Provided information
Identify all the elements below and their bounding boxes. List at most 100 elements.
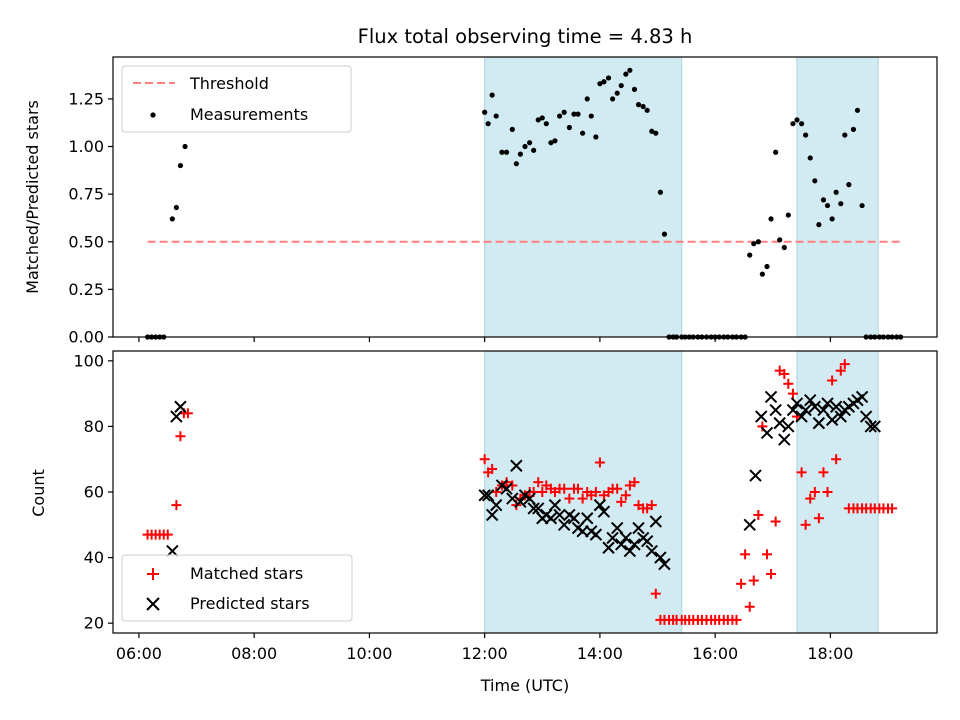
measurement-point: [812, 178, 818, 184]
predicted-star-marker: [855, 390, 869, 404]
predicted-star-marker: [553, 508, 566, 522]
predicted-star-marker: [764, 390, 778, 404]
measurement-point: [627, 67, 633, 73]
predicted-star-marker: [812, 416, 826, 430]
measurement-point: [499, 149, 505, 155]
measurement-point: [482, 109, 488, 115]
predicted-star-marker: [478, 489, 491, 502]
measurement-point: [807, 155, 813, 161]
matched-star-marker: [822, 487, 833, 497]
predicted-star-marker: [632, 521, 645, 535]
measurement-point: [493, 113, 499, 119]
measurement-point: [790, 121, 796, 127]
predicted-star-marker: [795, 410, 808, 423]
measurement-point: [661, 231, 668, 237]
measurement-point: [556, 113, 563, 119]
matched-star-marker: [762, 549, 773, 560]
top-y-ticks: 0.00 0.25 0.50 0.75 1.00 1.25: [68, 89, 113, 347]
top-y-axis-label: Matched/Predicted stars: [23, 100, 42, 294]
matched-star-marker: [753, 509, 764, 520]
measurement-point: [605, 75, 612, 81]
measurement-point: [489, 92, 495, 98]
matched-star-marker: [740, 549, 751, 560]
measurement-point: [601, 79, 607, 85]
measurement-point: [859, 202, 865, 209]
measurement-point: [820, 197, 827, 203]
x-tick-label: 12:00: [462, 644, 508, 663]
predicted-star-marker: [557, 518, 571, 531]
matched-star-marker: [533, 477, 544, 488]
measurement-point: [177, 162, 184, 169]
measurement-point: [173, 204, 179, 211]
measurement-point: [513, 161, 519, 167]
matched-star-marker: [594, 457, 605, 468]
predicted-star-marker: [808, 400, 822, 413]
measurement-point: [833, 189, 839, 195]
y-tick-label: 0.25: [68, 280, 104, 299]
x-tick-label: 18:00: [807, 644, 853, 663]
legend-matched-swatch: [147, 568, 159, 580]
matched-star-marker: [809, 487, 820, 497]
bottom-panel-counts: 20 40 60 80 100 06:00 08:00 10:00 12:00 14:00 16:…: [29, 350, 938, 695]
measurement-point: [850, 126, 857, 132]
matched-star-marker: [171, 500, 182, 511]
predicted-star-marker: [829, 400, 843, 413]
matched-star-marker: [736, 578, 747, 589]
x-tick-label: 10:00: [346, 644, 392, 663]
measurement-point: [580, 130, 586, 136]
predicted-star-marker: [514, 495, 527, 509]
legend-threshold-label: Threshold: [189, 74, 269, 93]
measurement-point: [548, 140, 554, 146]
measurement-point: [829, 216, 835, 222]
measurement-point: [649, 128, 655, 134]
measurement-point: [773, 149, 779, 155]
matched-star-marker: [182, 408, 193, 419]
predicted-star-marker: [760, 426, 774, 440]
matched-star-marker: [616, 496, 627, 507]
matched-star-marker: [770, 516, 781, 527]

Your goal
Convert every line of the records above into a Markdown table with the columns "Row" and "Line," numbering the rows in order and skipping blank lines. Leave the pictures out.

Task response
| Row | Line |
|---|---|
| 1 | Identify all the elements below and their bounding boxes. List at most 100 elements. |
| 2 | measurement-point: [812, 178, 818, 184] |
| 3 | predicted-star-marker: [855, 390, 869, 404] |
| 4 | predicted-star-marker: [553, 508, 566, 522] |
| 5 | predicted-star-marker: [764, 390, 778, 404] |
| 6 | measurement-point: [627, 67, 633, 73] |
| 7 | predicted-star-marker: [812, 416, 826, 430] |
| 8 | measurement-point: [499, 149, 505, 155] |
| 9 | measurement-point: [482, 109, 488, 115] |
| 10 | predicted-star-marker: [478, 489, 491, 502] |
| 11 | measurement-point: [807, 155, 813, 161] |
| 12 | matched-star-marker: [822, 487, 833, 497] |
| 13 | predicted-star-marker: [632, 521, 645, 535] |
| 14 | measurement-point: [493, 113, 499, 119] |
| 15 | measurement-point: [790, 121, 796, 127] |
| 16 | predicted-star-marker: [795, 410, 808, 423] |
| 17 | measurement-point: [661, 231, 668, 237] |
| 18 | measurement-point: [556, 113, 563, 119] |
| 19 | matched-star-marker: [762, 549, 773, 560] |
| 20 | top-y-ticks: 0.00 0.25 0.50 0.75 1.00 1.25: [68, 89, 113, 347] |
| 21 | top-y-axis-label: Matched/Predicted stars: [23, 100, 42, 294] |
| 22 | matched-star-marker: [753, 509, 764, 520] |
| 23 | measurement-point: [605, 75, 612, 81] |
| 24 | measurement-point: [489, 92, 495, 98] |
| 25 | matched-star-marker: [740, 549, 751, 560] |
| 26 | measurement-point: [601, 79, 607, 85] |
| 27 | measurement-point: [859, 202, 865, 209] |
| 28 | measurement-point: [820, 197, 827, 203] |
| 29 | x-tick-label: 12:00: [462, 644, 508, 663] |
| 30 | predicted-star-marker: [557, 518, 571, 531] |
| 31 | matched-star-marker: [533, 477, 544, 488] |
| 32 | measurement-point: [177, 162, 184, 169] |
| 33 | measurement-point: [173, 204, 179, 211] |
| 34 | measurement-point: [513, 161, 519, 167] |
| 35 | matched-star-marker: [594, 457, 605, 468] |
| 36 | predicted-star-marker: [808, 400, 822, 413] |
| 37 | measurement-point: [833, 189, 839, 195] |
| 38 | y-tick-label: 0.25: [68, 280, 104, 299] |
| 39 | x-tick-label: 18:00: [807, 644, 853, 663] |
| 40 | legend-matched-swatch: [147, 568, 159, 580] |
| 41 | matched-star-marker: [809, 487, 820, 497] |
| 42 | bottom-panel-counts: 20 40 60 80 100 06:00 08:00 10:00 12:00 14:00 16:…: [29, 350, 938, 695] |
| 43 | measurement-point: [850, 126, 857, 132] |
| 44 | matched-star-marker: [171, 500, 182, 511] |
| 45 | predicted-star-marker: [829, 400, 843, 413] |
| 46 | matched-star-marker: [736, 578, 747, 589] |
| 47 | x-tick-label: 10:00: [346, 644, 392, 663] |
| 48 | measurement-point: [580, 130, 586, 136] |
| 49 | predicted-star-marker: [514, 495, 527, 509] |
| 50 | legend-threshold-label: Threshold: [189, 74, 269, 93] |
| 51 | measurement-point: [548, 140, 554, 146] |
| 52 | measurement-point: [829, 216, 835, 222] |
| 53 | measurement-point: [649, 128, 655, 134] |
| 54 | measurement-point: [773, 149, 779, 155] |
| 55 | matched-star-marker: [182, 408, 193, 419] |
| 56 | predicted-star-marker: [760, 426, 774, 440] |
| 57 | matched-star-marker: [616, 496, 627, 507] |
| 58 | matched-star-marker: [770, 516, 781, 527] |